• [Qué se pide] Según el texto proporcionado, ¿de dónde fueron sacados Adán y Eva?

Junto a su Madre, mientras le contemplamos con memoria litúrgica -«anámnesis»- en el camino de la Cruz, sabemos que está llegando de vuelta, y no tan sólo del Gólgota. Viene de la muerte, de haber descendido a los infiernos, y de haber sacado de allí a Adán y Eva y a cuantos en el país de los muertos aguardaban la llegada del Redentor. «¿Dónde está, oh muerte, tu victoria? ¿Dónde está, oh muerte, tu aguijón?» (1 Cor 15,55) Basta un atisbo de esta Luz en la tiniebla más cerrada. «Pues no tenemos un Sumo Sacerdote que no pueda compadecerse de nuestras flaquezas, sino probado en todo igual que nosotros, excepto en el pecado. Acerquémonos, por tanto, confiadamente al trono de gracia, a fin de alcanzar misericordia…» (Hb 4, 15-16) En Cristo podemos levantar los ojos desde el fango, hemos sido salvados de todo aquello que a causa del pecado y de la muerte hacía miserable la existencia humana.

• [Filas proporcionadas]
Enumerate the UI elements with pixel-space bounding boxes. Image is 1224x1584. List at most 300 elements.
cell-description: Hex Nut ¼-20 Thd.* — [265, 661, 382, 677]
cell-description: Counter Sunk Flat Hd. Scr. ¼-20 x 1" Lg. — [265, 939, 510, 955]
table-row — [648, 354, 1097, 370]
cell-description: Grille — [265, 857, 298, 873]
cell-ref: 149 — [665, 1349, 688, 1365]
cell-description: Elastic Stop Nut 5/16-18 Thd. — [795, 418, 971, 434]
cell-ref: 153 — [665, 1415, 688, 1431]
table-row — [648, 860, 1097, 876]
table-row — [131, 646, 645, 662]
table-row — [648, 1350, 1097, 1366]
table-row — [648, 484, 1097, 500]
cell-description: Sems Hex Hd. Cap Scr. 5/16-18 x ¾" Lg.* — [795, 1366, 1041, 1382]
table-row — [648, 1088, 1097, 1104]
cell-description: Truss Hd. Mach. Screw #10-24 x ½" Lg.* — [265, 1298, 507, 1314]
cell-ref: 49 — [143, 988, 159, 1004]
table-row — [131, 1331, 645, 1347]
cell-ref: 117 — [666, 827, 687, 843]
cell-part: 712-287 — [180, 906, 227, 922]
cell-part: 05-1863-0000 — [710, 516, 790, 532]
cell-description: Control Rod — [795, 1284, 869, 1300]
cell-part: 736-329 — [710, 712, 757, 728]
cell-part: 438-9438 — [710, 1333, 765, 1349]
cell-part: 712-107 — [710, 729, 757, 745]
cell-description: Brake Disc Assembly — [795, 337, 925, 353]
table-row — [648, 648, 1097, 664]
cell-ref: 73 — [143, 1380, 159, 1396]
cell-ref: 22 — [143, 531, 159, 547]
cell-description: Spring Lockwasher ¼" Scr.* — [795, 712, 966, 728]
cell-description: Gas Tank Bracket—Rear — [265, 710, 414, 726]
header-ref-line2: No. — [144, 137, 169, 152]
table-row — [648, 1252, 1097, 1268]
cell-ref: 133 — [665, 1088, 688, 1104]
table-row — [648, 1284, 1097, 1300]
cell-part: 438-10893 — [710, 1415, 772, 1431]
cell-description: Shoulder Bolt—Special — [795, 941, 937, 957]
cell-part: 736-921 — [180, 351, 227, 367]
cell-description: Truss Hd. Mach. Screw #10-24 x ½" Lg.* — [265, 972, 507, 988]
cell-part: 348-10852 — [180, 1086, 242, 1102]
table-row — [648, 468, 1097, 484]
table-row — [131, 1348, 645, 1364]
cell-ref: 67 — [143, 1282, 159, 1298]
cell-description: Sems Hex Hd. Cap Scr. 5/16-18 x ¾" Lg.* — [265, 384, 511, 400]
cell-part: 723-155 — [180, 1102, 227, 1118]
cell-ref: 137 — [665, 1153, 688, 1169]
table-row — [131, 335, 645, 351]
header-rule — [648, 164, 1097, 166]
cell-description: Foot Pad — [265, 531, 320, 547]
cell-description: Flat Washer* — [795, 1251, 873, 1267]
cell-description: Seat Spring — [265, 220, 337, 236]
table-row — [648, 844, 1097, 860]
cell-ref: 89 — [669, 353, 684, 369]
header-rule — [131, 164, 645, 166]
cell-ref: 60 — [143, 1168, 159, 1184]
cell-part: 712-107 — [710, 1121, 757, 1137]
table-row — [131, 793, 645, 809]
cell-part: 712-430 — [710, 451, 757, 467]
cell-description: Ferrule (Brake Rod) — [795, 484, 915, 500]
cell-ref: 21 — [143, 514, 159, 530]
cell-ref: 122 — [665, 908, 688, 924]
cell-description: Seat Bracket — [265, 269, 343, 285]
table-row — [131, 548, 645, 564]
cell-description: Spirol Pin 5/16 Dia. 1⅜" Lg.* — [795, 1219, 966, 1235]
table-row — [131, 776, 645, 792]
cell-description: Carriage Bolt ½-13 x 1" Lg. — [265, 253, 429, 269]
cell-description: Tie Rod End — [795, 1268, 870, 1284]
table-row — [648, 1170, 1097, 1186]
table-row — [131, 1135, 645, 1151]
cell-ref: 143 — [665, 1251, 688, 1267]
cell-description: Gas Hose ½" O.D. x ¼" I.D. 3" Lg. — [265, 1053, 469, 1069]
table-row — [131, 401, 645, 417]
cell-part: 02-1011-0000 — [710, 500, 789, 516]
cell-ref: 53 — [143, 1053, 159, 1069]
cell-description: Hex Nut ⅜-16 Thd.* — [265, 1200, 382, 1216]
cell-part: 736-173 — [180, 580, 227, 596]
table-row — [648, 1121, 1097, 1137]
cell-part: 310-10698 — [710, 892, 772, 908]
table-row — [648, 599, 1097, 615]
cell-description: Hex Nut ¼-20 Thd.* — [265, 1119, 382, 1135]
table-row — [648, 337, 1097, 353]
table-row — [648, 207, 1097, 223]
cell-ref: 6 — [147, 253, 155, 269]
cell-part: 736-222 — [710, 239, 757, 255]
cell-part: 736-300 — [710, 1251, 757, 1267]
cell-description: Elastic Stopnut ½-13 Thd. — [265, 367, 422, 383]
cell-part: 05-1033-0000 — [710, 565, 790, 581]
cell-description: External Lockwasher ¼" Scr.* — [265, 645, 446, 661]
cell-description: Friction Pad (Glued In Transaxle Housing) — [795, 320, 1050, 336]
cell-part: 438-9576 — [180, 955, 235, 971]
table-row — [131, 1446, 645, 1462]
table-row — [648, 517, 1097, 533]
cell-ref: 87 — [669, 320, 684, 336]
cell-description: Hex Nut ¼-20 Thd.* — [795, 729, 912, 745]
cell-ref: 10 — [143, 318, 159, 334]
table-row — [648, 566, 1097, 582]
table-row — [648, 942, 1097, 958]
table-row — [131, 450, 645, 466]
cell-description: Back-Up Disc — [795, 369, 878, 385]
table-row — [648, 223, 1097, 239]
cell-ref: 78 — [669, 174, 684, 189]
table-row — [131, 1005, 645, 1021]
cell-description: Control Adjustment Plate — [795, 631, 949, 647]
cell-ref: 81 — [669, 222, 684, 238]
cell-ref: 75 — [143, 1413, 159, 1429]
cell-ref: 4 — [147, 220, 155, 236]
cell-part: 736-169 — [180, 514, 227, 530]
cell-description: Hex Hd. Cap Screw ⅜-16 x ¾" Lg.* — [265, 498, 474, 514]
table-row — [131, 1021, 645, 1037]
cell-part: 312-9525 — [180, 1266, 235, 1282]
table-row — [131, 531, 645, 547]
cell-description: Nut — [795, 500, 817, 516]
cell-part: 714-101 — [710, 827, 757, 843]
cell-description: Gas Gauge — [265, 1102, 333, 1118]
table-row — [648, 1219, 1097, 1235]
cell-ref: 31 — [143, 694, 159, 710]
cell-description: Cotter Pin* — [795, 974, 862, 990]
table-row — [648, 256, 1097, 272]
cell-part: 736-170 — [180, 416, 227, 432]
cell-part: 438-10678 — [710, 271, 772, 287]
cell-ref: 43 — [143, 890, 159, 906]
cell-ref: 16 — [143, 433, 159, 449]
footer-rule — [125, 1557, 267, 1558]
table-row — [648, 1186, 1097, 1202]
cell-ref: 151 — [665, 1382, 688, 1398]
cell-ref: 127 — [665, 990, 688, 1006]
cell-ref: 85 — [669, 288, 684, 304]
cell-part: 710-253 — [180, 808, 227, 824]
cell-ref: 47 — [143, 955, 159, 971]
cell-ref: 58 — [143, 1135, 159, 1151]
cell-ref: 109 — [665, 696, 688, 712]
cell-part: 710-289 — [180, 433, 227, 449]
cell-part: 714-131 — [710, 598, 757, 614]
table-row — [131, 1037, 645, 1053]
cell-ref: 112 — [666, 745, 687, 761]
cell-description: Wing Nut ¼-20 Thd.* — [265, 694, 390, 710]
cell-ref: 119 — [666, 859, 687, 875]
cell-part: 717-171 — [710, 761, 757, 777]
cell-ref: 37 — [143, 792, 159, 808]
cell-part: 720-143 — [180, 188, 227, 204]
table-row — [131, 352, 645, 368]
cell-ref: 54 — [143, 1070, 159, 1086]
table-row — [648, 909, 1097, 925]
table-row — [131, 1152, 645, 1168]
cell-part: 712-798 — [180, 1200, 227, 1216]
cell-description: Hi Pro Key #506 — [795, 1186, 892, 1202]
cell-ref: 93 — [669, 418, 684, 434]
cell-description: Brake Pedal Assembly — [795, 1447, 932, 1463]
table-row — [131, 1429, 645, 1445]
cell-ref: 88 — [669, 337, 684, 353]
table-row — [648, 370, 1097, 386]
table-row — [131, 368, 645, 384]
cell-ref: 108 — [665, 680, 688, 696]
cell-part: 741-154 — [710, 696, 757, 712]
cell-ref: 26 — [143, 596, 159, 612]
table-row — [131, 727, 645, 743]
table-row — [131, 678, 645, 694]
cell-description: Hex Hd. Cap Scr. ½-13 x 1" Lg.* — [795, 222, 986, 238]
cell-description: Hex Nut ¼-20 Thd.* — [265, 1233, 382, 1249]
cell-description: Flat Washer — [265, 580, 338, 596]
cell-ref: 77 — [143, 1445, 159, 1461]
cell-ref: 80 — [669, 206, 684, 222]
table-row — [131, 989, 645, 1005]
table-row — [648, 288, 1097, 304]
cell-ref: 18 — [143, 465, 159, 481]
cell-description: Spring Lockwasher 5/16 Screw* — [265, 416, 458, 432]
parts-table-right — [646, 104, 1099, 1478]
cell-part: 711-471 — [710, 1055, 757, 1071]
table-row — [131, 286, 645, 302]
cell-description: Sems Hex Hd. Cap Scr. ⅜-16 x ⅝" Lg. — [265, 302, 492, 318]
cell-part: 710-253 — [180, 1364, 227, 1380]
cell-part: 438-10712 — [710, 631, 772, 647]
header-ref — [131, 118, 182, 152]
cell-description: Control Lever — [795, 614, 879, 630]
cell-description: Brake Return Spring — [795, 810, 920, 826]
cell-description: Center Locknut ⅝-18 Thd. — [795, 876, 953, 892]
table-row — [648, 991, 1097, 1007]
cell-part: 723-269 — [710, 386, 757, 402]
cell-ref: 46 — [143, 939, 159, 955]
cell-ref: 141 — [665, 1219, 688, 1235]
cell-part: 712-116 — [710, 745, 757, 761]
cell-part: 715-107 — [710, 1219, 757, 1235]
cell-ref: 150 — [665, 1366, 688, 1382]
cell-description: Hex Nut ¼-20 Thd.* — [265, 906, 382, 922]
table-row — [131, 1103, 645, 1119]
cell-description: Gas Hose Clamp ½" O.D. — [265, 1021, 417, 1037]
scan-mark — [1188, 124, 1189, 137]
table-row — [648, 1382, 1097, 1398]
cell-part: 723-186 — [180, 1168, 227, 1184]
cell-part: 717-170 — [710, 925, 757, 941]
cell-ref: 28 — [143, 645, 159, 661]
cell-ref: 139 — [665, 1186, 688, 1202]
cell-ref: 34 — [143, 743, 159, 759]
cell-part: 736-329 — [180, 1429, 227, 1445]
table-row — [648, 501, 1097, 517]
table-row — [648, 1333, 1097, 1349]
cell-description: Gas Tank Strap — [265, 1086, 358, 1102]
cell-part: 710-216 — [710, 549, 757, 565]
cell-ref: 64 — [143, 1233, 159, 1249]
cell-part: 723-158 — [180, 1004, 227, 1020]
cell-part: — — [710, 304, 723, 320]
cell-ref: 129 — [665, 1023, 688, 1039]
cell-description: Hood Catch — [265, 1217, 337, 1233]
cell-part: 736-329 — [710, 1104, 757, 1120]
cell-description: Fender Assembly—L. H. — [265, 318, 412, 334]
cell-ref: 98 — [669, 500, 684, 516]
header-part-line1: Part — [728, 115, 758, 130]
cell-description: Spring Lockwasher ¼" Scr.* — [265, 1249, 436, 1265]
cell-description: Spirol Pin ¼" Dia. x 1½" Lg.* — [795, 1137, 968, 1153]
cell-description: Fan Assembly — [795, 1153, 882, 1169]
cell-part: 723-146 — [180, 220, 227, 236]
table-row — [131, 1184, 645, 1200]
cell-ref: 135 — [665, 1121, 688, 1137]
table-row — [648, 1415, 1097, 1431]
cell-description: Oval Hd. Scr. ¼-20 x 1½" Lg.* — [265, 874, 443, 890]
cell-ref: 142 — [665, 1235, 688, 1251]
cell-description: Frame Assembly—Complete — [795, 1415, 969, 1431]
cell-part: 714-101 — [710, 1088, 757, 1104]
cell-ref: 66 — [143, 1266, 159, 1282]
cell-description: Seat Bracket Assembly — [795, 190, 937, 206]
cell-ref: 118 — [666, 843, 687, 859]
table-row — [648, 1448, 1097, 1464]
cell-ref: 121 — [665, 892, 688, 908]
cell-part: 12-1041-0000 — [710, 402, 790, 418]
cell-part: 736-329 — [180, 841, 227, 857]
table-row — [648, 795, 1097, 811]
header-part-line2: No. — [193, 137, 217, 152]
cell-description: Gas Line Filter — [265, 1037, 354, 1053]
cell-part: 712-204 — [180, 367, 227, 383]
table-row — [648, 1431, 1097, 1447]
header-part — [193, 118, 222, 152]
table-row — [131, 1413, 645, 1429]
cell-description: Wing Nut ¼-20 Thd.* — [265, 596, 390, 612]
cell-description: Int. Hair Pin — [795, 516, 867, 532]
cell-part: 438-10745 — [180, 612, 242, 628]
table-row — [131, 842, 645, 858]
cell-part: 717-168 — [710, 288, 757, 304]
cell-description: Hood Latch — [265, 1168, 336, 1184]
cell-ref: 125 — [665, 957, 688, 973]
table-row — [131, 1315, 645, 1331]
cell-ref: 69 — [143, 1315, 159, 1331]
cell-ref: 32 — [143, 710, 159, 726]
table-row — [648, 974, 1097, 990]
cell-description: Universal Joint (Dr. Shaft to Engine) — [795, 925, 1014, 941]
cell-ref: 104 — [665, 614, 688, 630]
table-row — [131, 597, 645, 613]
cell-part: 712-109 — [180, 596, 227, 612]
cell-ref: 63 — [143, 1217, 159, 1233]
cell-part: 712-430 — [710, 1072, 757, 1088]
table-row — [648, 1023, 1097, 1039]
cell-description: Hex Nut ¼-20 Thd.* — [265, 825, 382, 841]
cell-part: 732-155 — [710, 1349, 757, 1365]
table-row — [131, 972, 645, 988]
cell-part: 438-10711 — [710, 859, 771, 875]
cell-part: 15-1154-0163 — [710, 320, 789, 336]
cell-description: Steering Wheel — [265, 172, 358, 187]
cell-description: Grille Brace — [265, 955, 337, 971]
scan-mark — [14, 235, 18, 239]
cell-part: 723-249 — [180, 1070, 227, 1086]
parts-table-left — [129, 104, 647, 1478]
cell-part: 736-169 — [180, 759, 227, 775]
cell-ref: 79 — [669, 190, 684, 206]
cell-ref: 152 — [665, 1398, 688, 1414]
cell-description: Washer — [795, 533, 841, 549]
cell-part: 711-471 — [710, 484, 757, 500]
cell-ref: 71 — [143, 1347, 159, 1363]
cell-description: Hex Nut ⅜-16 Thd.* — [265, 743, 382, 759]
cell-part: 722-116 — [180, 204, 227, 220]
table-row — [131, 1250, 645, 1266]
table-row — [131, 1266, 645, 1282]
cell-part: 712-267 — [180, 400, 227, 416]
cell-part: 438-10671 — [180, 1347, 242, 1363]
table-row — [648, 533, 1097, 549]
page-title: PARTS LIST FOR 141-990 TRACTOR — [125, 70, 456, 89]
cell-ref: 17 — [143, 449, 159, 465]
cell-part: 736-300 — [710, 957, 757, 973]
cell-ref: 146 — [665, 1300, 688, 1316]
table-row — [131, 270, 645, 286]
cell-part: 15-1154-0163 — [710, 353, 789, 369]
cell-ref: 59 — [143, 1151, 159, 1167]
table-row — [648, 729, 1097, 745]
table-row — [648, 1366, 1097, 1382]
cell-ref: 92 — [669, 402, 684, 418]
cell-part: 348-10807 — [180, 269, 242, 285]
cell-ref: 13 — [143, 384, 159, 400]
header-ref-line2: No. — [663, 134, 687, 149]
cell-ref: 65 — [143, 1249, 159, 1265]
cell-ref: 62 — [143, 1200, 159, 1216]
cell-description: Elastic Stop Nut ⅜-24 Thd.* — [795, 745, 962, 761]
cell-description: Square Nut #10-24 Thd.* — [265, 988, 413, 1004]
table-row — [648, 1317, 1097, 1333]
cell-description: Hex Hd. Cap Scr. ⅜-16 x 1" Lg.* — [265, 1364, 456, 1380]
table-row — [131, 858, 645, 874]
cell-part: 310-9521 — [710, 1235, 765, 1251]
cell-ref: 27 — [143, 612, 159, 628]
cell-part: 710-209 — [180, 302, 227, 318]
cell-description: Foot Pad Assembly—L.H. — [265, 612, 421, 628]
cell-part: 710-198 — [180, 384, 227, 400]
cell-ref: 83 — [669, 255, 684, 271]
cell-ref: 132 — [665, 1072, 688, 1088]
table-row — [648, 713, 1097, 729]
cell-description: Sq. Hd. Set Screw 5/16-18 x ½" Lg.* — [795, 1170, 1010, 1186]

• [Resultado] De los infiernos, el país de los muertos, donde aguardaban la llegada del Redentor.